TEXTO FORNECIDO:
A Fazenda Pública interpôs recurso contra a sentença, em cujas alegações de fls. 280 e ss. (numeração do processo em formato digital - sitaf), formulou as conclusões seguintes:
a. Visa o presente recurso reagir contra a douta decisão que julgou a Impugnação Judicial procedente e, consequentemente, anulou o ato de liquidação de IRC impugnado, em concreto a liquidação n.º ………………, referente a IRC do exercício de 1996, no montante de Esc. 7.121.825$00 (€35.523,51), com as demais consequências legais.
b. Salvo o devido respeito, a douta sentença enferma de erro de julgamento resultante da incorreta valoração da factualidade assente, como também da errónea interpretação e aplicação do direito, tendo, assim, violado as normas previstas no artigo 57.º do CIRC.
c. A sentença proferida pelo tribunal a quo considerou que a AT não fez a prova dos pressupostos constitutivos do direito à correção efectuada em sede de procedimento inspetivo. Refere que no relatório de inspeção (RIT) nada é dito no que respeita à descrição dos termos em que normalmente decorrem operações da mesma natureza entre pessoas independentes e em idênticas circunstâncias e conclui que o artigo 57.º do Código do IRC não podia ser utilizado, situando-se, portanto, a deficiência da correção em análise ao nível da fundamentação substancial ou material do ato tributário.
d. Como será demonstrado de seguida, em rigor, é a douta decisão que incorre em erro judicativo por não efetuar uma valoração correta da prova produzida e uma interpretação correta das normas legais.

ENUNCIADO DA TAREFA:
Prossiga o texto sobre o recurso da Fazenda Pública a partir da última frase apresentada. As linhas apresentadas a seguir não são necessárias.

LINHAS FORNECIDAS:
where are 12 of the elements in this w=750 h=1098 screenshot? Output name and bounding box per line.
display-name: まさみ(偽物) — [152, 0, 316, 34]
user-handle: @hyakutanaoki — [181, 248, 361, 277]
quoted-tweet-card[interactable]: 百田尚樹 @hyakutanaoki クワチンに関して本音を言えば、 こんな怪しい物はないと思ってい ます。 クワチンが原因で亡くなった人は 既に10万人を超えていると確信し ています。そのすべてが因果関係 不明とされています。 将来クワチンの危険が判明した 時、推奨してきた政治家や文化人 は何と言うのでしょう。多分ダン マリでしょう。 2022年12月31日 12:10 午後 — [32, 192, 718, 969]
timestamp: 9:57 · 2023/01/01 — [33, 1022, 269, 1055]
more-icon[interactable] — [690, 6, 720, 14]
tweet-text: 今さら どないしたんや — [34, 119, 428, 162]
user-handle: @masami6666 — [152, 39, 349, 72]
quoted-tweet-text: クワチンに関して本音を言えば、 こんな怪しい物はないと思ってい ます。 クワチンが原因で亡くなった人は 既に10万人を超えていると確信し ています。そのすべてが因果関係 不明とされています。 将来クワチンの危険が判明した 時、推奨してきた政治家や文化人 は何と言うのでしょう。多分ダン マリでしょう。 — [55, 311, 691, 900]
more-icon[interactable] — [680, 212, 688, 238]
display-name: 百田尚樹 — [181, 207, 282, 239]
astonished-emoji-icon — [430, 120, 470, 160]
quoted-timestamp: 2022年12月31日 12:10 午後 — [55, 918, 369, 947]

RESPOSTA PROPOSTA:
e. No âmbito do procedimento inspetivo, a Administração Tributária efetuou uma correção com fundamento em que a Impugnante mutuou as quantias mencionadas no RIT à S.G.P.S. sua dominante, sem que relativamente às mesmas tenha sido acordada qualquer remuneração, circunstância que se afasta do que é normal suceder em relações de independência entre as sociedades e terá, portanto, sido determinada em virtude das relações especiais entre elas.
f. Como é salientado no relatório de inspeção, o facto de os empréstimos serem remunerados constitui um desvio relativamente ao que seria normal acontecer se a firma P………… efetuasse um empréstimo a uma empresa que não pertencesse ao grupo de empresas e a empresa P………….. SGPS tivesse de recorrer a uma Instituição Financeira ou a entidades terceiras para suprir as suas necessidades de recursos financeiros.
g. Ora, daqui resulta que caso a firma mutuante P ………… Comercial tivesse procedido de forma diferente fazendo-se remunerar pelos empréstimos efetuados, mediante a fixação de taxa de juro do mercado ou outra acordada, os resultados por si obtidos seriam naturalmente superiores, originando um acréscimo da sua matéria coletável em montante idêntico.
h. E perante a situação descrita, entendeu a AT, no âmbito do procedimento inspetivo que se encontravam verificados os requisitos de aplicação do artigo 57.º do CIRC, designadamente i) existência de relações especiais entre os intervenientes, ii) definição de condições diferentes das que seriam normalmente acordadas entre pessoas independentes e iii) apuramento de lucro diverso do que se apuraria se não existissem tais relações especiais.
i. Sendo a Impugnante detida a 100% pela P ……………. Comercial, SGPS, SA, como tal encontra-se numa relação intersocietária de domínio por parte daquela que detém a totalidade do seu capital social pelo que se verifica que as relações entre a Impugnante e a sociedade P ……………. Comercial S. G. P. S., S. A., são enquadráveis como relações especiais.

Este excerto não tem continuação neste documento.